BEGIN

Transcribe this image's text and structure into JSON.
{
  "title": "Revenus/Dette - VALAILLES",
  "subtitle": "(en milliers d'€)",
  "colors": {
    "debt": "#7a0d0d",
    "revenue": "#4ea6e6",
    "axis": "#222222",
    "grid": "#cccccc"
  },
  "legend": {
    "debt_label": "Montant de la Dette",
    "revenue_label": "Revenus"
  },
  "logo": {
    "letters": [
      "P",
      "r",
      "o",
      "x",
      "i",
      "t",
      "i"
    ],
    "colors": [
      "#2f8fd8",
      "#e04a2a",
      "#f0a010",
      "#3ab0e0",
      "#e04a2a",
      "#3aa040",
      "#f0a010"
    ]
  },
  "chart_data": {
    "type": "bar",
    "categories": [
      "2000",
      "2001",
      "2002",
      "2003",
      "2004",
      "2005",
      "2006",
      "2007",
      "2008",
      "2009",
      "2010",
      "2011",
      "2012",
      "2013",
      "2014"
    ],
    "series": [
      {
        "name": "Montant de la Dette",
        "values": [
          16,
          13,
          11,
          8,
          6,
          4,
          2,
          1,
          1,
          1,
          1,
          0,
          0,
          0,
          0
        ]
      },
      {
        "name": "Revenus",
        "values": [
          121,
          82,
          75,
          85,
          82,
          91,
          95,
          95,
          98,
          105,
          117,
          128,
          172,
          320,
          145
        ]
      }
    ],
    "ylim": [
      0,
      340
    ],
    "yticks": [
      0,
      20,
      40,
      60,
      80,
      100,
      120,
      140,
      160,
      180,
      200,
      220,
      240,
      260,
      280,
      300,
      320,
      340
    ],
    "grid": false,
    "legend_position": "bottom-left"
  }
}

END

- _What to work on_: Using the data above, print every record exactly as shown.

- _Response to the exercise_:
Transcribe this image's text and structure into JSON.
{
  "title": "Revenus/Dette - VALAILLES",
  "subtitle": "(en milliers d'€)",
  "colors": {
    "debt": "#7a0d0d",
    "revenue": "#4ea6e6",
    "axis": "#222222",
    "grid": "#cccccc"
  },
  "legend": {
    "debt_label": "Montant de la Dette",
    "revenue_label": "Revenus"
  },
  "logo": {
    "letters": [
      "P",
      "r",
      "o",
      "x",
      "i",
      "t",
      "i"
    ],
    "colors": [
      "#2f8fd8",
      "#e04a2a",
      "#f0a010",
      "#3ab0e0",
      "#e04a2a",
      "#3aa040",
      "#f0a010"
    ]
  },
  "chart_data": {
    "type": "bar",
    "categories": [
      "2000",
      "2001",
      "2002",
      "2003",
      "2004",
      "2005",
      "2006",
      "2007",
      "2008",
      "2009",
      "2010",
      "2011",
      "2012",
      "2013",
      "2014"
    ],
    "series": [
      {
        "name": "Montant de la Dette",
        "values": [
          16,
          13,
          11,
          8,
          6,
          4,
          2,
          1,
          1,
          1,
          1,
          0,
          0,
          0,
          0
        ]
      },
      {
        "name": "Revenus",
        "values": [
          121,
          82,
          75,
          85,
          82,
          91,
          95,
          95,
          98,
          105,
          117,
          128,
          172,
          320,
          145
        ]
      }
    ],
    "ylim": [
      0,
      340
    ],
    "yticks": [
      0,
      20,
      40,
      60,
      80,
      100,
      120,
      140,
      160,
      180,
      200,
      220,
      240,
      260,
      280,
      300,
      320,
      340
    ],
    "grid": false,
    "legend_position": "bottom-left"
  }
}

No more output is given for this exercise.